◆ **Instructions to follow**: Copy every one of the records below word for word, leaving out the pictures.

◆ **Data in this exercise**:

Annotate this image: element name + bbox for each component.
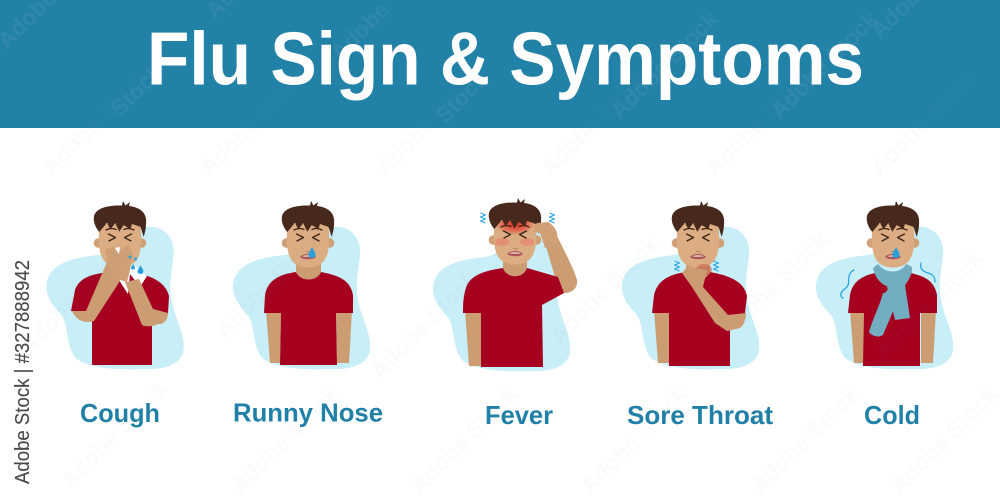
watermarks on body: Adobe Stock — [865, 63, 983, 181]
left arm: fever — [465, 310, 481, 366]
background blob: fever — [433, 229, 570, 371]
watermarks on body: Adobe Stock — [37, 63, 155, 181]
right arm: fever — [545, 236, 577, 293]
sneeze drops: cough — [128, 256, 143, 274]
shirt: fever — [463, 268, 564, 367]
watermarks on header — [0, 0, 934, 129]
arms: runny nose — [266, 310, 352, 363]
figure: cold — [816, 201, 953, 369]
watermarks on header: Stock — [430, 66, 493, 129]
figure: fever — [433, 198, 577, 371]
shirt: cough — [71, 272, 169, 365]
watermarks on header: Stock — [105, 59, 168, 122]
figure: runny nose — [233, 201, 370, 369]
right arm: cough — [125, 279, 168, 326]
watermarks on body: Adobe Stock — [885, 381, 1000, 499]
figure: sore throat — [622, 201, 759, 369]
watermarks on body: Adobe Stock — [700, 63, 818, 181]
header band — [0, 0, 1000, 128]
arms: cold — [850, 310, 936, 363]
watermarks on header: Adobe Stock — [765, 6, 883, 124]
watermarks on body: Adobe Stock — [405, 381, 523, 499]
watermarks on body: Adobe Stock — [370, 63, 488, 181]
tissue: cough — [115, 264, 147, 294]
watermarks on body: Adobe Stock — [545, 231, 663, 349]
figure: cough — [46, 201, 184, 369]
shirt: runny nose — [264, 272, 353, 365]
forearm and hand: sore throat — [682, 267, 746, 331]
hand on forehead: fever — [533, 222, 558, 248]
watermarks on body: Adobe Stock — [365, 266, 483, 384]
label: cold: Cold — [864, 400, 920, 430]
background blob: cold — [816, 227, 953, 369]
watermarks on body: Adobe Stock — [535, 63, 653, 181]
neck redness: sore throat — [696, 264, 712, 276]
nose drop: cold — [892, 247, 900, 258]
watermarks on body: Adobe Stock — [195, 63, 313, 181]
background blob: sore throat — [622, 227, 759, 369]
shiver marks: fever — [480, 213, 554, 223]
head: fever — [489, 198, 541, 264]
neck: runny nose — [296, 258, 321, 280]
label: sore throat: Sore Throat — [627, 400, 773, 430]
watermarks on body: Adobe Stock — [870, 246, 988, 364]
cheeks: fever — [495, 238, 534, 246]
watermarks on body: Adobe Stock — [225, 381, 343, 499]
head: sore throat — [672, 201, 724, 268]
stock credit, vertical: Adobe Stock | #327888942 — [12, 260, 34, 484]
neck: fever — [503, 255, 527, 276]
neck: sore throat — [686, 258, 710, 280]
background blob: runny nose — [233, 227, 370, 369]
watermarks on header: Adobe Stock — [605, 6, 723, 124]
shirt: sore throat — [652, 272, 747, 366]
hands: cough — [105, 245, 133, 282]
watermarks on body: Adobe Stock — [575, 381, 693, 499]
watermarks on body: Adobe Stock — [55, 376, 173, 494]
head: runny nose — [282, 201, 334, 268]
left arm: cough — [72, 262, 125, 322]
label: fever: Fever — [485, 400, 553, 430]
fever redness — [495, 213, 535, 235]
tissue on hand: cough — [115, 247, 120, 254]
watermarks on body: Adobe Stock — [715, 226, 833, 344]
label: cough: Cough — [80, 398, 160, 428]
head: cough — [94, 201, 146, 268]
head: cold — [867, 201, 919, 268]
shiver marks: sore throat — [674, 261, 718, 271]
background blob: cough — [46, 227, 184, 369]
label: runny nose: Runny Nose — [233, 398, 383, 428]
watermarks on body: Adobe Stock — [15, 241, 133, 359]
left arm: sore throat — [654, 310, 669, 363]
nose drop: runny nose — [308, 247, 316, 258]
shirt: cold — [848, 272, 937, 366]
scarf: cold — [869, 264, 912, 336]
watermarks on body: Adobe Stock — [745, 381, 863, 499]
title: Flu Sign & Symptoms — [147, 16, 864, 100]
watermarks on body: Adobe Stock — [210, 226, 328, 344]
shiver lines: cold — [841, 263, 935, 298]
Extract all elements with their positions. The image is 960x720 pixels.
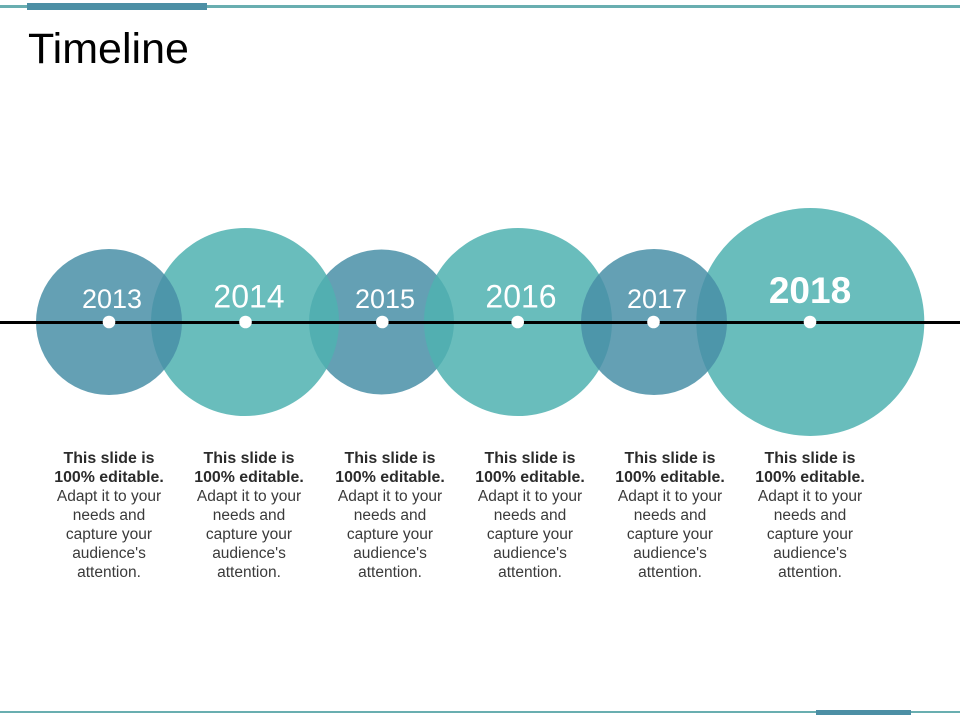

◆ **Full solution**:
Annotate this image: element name + bbox for each component.
watermarks on body: Adobe Stock — [865, 63, 983, 181]
left arm: fever — [465, 310, 481, 366]
background blob: fever — [433, 229, 570, 371]
watermarks on body: Adobe Stock — [37, 63, 155, 181]
right arm: fever — [545, 236, 577, 293]
sneeze drops: cough — [128, 256, 143, 274]
shirt: fever — [463, 268, 564, 367]
watermarks on header — [0, 0, 934, 129]
arms: runny nose — [266, 310, 352, 363]
figure: cold — [816, 201, 953, 369]
watermarks on header: Stock — [430, 66, 493, 129]
figure: fever — [433, 198, 577, 371]
shirt: cough — [71, 272, 169, 365]
watermarks on header: Stock — [105, 59, 168, 122]
figure: runny nose — [233, 201, 370, 369]
right arm: cough — [125, 279, 168, 326]
watermarks on body: Adobe Stock — [885, 381, 1000, 499]
figure: sore throat — [622, 201, 759, 369]
watermarks on body: Adobe Stock — [700, 63, 818, 181]
header band — [0, 0, 1000, 128]
arms: cold — [850, 310, 936, 363]
watermarks on header: Adobe Stock — [765, 6, 883, 124]
watermarks on body: Adobe Stock — [405, 381, 523, 499]
watermarks on body: Adobe Stock — [370, 63, 488, 181]
tissue: cough — [115, 264, 147, 294]
watermarks on body: Adobe Stock — [545, 231, 663, 349]
figure: cough — [46, 201, 184, 369]
shirt: runny nose — [264, 272, 353, 365]
forearm and hand: sore throat — [682, 267, 746, 331]
hand on forehead: fever — [533, 222, 558, 248]
watermarks on body: Adobe Stock — [365, 266, 483, 384]
label: cold: Cold — [864, 400, 920, 430]
background blob: cold — [816, 227, 953, 369]
watermarks on body: Adobe Stock — [535, 63, 653, 181]
neck redness: sore throat — [696, 264, 712, 276]
nose drop: cold — [892, 247, 900, 258]
watermarks on body: Adobe Stock — [195, 63, 313, 181]
background blob: sore throat — [622, 227, 759, 369]
shiver marks: fever — [480, 213, 554, 223]
head: fever — [489, 198, 541, 264]
neck: runny nose — [296, 258, 321, 280]
label: sore throat: Sore Throat — [627, 400, 773, 430]
watermarks on body: Adobe Stock — [870, 246, 988, 364]
cheeks: fever — [495, 238, 534, 246]
watermarks on body: Adobe Stock — [225, 381, 343, 499]
head: sore throat — [672, 201, 724, 268]
stock credit, vertical: Adobe Stock | #327888942 — [12, 260, 34, 484]
neck: fever — [503, 255, 527, 276]
neck: sore throat — [686, 258, 710, 280]
background blob: runny nose — [233, 227, 370, 369]
watermarks on header: Adobe Stock — [605, 6, 723, 124]
shirt: sore throat — [652, 272, 747, 366]
hands: cough — [105, 245, 133, 282]
watermarks on body: Adobe Stock — [575, 381, 693, 499]
watermarks on body: Adobe Stock — [55, 376, 173, 494]
head: runny nose — [282, 201, 334, 268]
left arm: cough — [72, 262, 125, 322]
label: fever: Fever — [485, 400, 553, 430]
fever redness — [495, 213, 535, 235]
tissue on hand: cough — [115, 247, 120, 254]
watermarks on body: Adobe Stock — [715, 226, 833, 344]
label: cough: Cough — [80, 398, 160, 428]
head: cough — [94, 201, 146, 268]
head: cold — [867, 201, 919, 268]
shiver marks: sore throat — [674, 261, 718, 271]
background blob: cough — [46, 227, 184, 369]
label: runny nose: Runny Nose — [233, 398, 383, 428]
watermarks on body: Adobe Stock — [15, 241, 133, 359]
left arm: sore throat — [654, 310, 669, 363]
nose drop: runny nose — [308, 247, 316, 258]
shirt: cold — [848, 272, 937, 366]
scarf: cold — [869, 264, 912, 336]
watermarks on body: Adobe Stock — [745, 381, 863, 499]
title: Flu Sign & Symptoms — [147, 16, 864, 100]
watermarks on body: Adobe Stock — [210, 226, 328, 344]
shiver lines: cold — [841, 263, 935, 298]
Extract all elements with their positions. The image is 960x720 pixels.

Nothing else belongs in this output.